Reproduce all entries precisely as they are written.

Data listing
[BEGIN]
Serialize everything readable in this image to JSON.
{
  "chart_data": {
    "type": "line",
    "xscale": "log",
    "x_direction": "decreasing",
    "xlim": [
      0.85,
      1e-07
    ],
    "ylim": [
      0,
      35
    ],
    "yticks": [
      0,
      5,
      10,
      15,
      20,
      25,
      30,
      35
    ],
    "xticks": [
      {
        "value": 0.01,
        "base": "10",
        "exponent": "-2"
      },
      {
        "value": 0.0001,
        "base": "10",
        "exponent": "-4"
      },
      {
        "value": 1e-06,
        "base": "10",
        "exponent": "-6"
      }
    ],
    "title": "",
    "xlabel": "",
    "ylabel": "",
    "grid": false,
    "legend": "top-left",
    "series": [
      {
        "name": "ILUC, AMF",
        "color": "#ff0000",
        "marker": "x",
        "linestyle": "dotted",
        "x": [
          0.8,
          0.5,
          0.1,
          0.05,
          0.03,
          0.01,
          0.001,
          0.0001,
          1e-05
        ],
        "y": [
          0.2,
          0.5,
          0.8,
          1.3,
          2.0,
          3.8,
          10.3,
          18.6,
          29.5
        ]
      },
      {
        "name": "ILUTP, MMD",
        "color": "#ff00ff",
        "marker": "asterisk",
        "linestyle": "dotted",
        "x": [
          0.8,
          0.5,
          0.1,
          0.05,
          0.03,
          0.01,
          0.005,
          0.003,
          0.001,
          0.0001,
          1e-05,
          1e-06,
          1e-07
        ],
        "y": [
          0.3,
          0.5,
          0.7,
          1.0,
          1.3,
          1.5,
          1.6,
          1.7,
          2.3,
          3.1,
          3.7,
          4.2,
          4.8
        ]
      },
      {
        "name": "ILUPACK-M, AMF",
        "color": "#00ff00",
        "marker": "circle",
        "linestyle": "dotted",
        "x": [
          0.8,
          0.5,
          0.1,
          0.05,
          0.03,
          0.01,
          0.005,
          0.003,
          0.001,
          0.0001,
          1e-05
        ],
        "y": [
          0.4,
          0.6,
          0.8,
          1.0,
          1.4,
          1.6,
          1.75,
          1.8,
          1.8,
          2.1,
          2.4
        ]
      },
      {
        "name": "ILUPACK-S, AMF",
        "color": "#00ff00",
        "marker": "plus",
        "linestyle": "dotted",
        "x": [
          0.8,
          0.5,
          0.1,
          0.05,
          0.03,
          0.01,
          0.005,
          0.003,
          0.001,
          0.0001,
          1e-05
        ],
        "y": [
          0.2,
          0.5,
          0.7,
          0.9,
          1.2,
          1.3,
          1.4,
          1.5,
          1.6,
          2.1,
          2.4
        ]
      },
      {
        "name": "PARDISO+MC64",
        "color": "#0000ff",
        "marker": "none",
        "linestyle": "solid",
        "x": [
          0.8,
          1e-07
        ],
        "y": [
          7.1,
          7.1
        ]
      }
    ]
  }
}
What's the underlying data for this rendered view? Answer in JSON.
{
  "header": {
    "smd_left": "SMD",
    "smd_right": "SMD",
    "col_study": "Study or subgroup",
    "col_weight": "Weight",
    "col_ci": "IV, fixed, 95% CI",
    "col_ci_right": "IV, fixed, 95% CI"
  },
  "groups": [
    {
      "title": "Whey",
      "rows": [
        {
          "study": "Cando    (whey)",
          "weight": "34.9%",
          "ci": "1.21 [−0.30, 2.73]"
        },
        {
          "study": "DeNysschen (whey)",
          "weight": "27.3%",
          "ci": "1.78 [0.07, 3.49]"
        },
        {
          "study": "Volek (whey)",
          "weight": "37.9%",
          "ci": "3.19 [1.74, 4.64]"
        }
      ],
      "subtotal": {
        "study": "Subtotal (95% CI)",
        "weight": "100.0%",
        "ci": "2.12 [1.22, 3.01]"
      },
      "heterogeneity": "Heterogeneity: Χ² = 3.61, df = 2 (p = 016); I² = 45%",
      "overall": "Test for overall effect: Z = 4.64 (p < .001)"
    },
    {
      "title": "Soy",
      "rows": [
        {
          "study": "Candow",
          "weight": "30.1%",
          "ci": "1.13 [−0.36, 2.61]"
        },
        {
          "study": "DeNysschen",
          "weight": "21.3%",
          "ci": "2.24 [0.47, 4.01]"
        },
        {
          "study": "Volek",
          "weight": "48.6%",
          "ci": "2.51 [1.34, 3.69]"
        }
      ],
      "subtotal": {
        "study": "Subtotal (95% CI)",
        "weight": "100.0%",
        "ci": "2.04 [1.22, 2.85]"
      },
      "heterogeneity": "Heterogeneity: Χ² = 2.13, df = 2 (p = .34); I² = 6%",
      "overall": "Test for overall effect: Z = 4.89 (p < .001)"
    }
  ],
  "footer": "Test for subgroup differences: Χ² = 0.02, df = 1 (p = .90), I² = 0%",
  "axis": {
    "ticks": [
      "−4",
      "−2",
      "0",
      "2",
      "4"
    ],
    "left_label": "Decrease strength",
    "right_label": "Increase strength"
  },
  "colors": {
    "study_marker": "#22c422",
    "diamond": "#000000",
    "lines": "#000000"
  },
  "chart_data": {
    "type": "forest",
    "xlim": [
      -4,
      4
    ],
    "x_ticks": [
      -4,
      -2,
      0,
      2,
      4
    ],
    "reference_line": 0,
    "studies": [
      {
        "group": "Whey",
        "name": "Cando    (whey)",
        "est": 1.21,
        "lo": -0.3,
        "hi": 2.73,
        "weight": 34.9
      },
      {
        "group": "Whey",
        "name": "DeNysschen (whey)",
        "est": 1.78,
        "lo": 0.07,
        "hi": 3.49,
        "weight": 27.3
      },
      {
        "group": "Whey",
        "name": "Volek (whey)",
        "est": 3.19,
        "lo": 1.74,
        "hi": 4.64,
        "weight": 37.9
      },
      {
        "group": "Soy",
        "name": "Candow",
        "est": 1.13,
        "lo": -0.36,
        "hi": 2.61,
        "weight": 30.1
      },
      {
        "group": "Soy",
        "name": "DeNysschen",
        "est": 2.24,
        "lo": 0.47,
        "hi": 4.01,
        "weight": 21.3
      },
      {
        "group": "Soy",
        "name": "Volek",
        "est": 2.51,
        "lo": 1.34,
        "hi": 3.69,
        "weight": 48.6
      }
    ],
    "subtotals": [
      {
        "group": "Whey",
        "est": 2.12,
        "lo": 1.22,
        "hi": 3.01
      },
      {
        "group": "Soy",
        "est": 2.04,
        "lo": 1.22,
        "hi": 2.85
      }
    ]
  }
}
[END]
_Task answer_:
Serialize everything readable in this image to JSON.
{
  "chart_data": {
    "type": "line",
    "xscale": "log",
    "x_direction": "decreasing",
    "xlim": [
      0.85,
      1e-07
    ],
    "ylim": [
      0,
      35
    ],
    "yticks": [
      0,
      5,
      10,
      15,
      20,
      25,
      30,
      35
    ],
    "xticks": [
      {
        "value": 0.01,
        "base": "10",
        "exponent": "-2"
      },
      {
        "value": 0.0001,
        "base": "10",
        "exponent": "-4"
      },
      {
        "value": 1e-06,
        "base": "10",
        "exponent": "-6"
      }
    ],
    "title": "",
    "xlabel": "",
    "ylabel": "",
    "grid": false,
    "legend": "top-left",
    "series": [
      {
        "name": "ILUC, AMF",
        "color": "#ff0000",
        "marker": "x",
        "linestyle": "dotted",
        "x": [
          0.8,
          0.5,
          0.1,
          0.05,
          0.03,
          0.01,
          0.001,
          0.0001,
          1e-05
        ],
        "y": [
          0.2,
          0.5,
          0.8,
          1.3,
          2.0,
          3.8,
          10.3,
          18.6,
          29.5
        ]
      },
      {
        "name": "ILUTP, MMD",
        "color": "#ff00ff",
        "marker": "asterisk",
        "linestyle": "dotted",
        "x": [
          0.8,
          0.5,
          0.1,
          0.05,
          0.03,
          0.01,
          0.005,
          0.003,
          0.001,
          0.0001,
          1e-05,
          1e-06,
          1e-07
        ],
        "y": [
          0.3,
          0.5,
          0.7,
          1.0,
          1.3,
          1.5,
          1.6,
          1.7,
          2.3,
          3.1,
          3.7,
          4.2,
          4.8
        ]
      },
      {
        "name": "ILUPACK-M, AMF",
        "color": "#00ff00",
        "marker": "circle",
        "linestyle": "dotted",
        "x": [
          0.8,
          0.5,
          0.1,
          0.05,
          0.03,
          0.01,
          0.005,
          0.003,
          0.001,
          0.0001,
          1e-05
        ],
        "y": [
          0.4,
          0.6,
          0.8,
          1.0,
          1.4,
          1.6,
          1.75,
          1.8,
          1.8,
          2.1,
          2.4
        ]
      },
      {
        "name": "ILUPACK-S, AMF",
        "color": "#00ff00",
        "marker": "plus",
        "linestyle": "dotted",
        "x": [
          0.8,
          0.5,
          0.1,
          0.05,
          0.03,
          0.01,
          0.005,
          0.003,
          0.001,
          0.0001,
          1e-05
        ],
        "y": [
          0.2,
          0.5,
          0.7,
          0.9,
          1.2,
          1.3,
          1.4,
          1.5,
          1.6,
          2.1,
          2.4
        ]
      },
      {
        "name": "PARDISO+MC64",
        "color": "#0000ff",
        "marker": "none",
        "linestyle": "solid",
        "x": [
          0.8,
          1e-07
        ],
        "y": [
          7.1,
          7.1
        ]
      }
    ]
  }
}
What's the underlying data for this rendered view? Answer in JSON.
{
  "header": {
    "smd_left": "SMD",
    "smd_right": "SMD",
    "col_study": "Study or subgroup",
    "col_weight": "Weight",
    "col_ci": "IV, fixed, 95% CI",
    "col_ci_right": "IV, fixed, 95% CI"
  },
  "groups": [
    {
      "title": "Whey",
      "rows": [
        {
          "study": "Cando    (whey)",
          "weight": "34.9%",
          "ci": "1.21 [−0.30, 2.73]"
        },
        {
          "study": "DeNysschen (whey)",
          "weight": "27.3%",
          "ci": "1.78 [0.07, 3.49]"
        },
        {
          "study": "Volek (whey)",
          "weight": "37.9%",
          "ci": "3.19 [1.74, 4.64]"
        }
      ],
      "subtotal": {
        "study": "Subtotal (95% CI)",
        "weight": "100.0%",
        "ci": "2.12 [1.22, 3.01]"
      },
      "heterogeneity": "Heterogeneity: Χ² = 3.61, df = 2 (p = 016); I² = 45%",
      "overall": "Test for overall effect: Z = 4.64 (p < .001)"
    },
    {
      "title": "Soy",
      "rows": [
        {
          "study": "Candow",
          "weight": "30.1%",
          "ci": "1.13 [−0.36, 2.61]"
        },
        {
          "study": "DeNysschen",
          "weight": "21.3%",
          "ci": "2.24 [0.47, 4.01]"
        },
        {
          "study": "Volek",
          "weight": "48.6%",
          "ci": "2.51 [1.34, 3.69]"
        }
      ],
      "subtotal": {
        "study": "Subtotal (95% CI)",
        "weight": "100.0%",
        "ci": "2.04 [1.22, 2.85]"
      },
      "heterogeneity": "Heterogeneity: Χ² = 2.13, df = 2 (p = .34); I² = 6%",
      "overall": "Test for overall effect: Z = 4.89 (p < .001)"
    }
  ],
  "footer": "Test for subgroup differences: Χ² = 0.02, df = 1 (p = .90), I² = 0%",
  "axis": {
    "ticks": [
      "−4",
      "−2",
      "0",
      "2",
      "4"
    ],
    "left_label": "Decrease strength",
    "right_label": "Increase strength"
  },
  "colors": {
    "study_marker": "#22c422",
    "diamond": "#000000",
    "lines": "#000000"
  },
  "chart_data": {
    "type": "forest",
    "xlim": [
      -4,
      4
    ],
    "x_ticks": [
      -4,
      -2,
      0,
      2,
      4
    ],
    "reference_line": 0,
    "studies": [
      {
        "group": "Whey",
        "name": "Cando    (whey)",
        "est": 1.21,
        "lo": -0.3,
        "hi": 2.73,
        "weight": 34.9
      },
      {
        "group": "Whey",
        "name": "DeNysschen (whey)",
        "est": 1.78,
        "lo": 0.07,
        "hi": 3.49,
        "weight": 27.3
      },
      {
        "group": "Whey",
        "name": "Volek (whey)",
        "est": 3.19,
        "lo": 1.74,
        "hi": 4.64,
        "weight": 37.9
      },
      {
        "group": "Soy",
        "name": "Candow",
        "est": 1.13,
        "lo": -0.36,
        "hi": 2.61,
        "weight": 30.1
      },
      {
        "group": "Soy",
        "name": "DeNysschen",
        "est": 2.24,
        "lo": 0.47,
        "hi": 4.01,
        "weight": 21.3
      },
      {
        "group": "Soy",
        "name": "Volek",
        "est": 2.51,
        "lo": 1.34,
        "hi": 3.69,
        "weight": 48.6
      }
    ],
    "subtotals": [
      {
        "group": "Whey",
        "est": 2.12,
        "lo": 1.22,
        "hi": 3.01
      },
      {
        "group": "Soy",
        "est": 2.04,
        "lo": 1.22,
        "hi": 2.85
      }
    ]
  }
}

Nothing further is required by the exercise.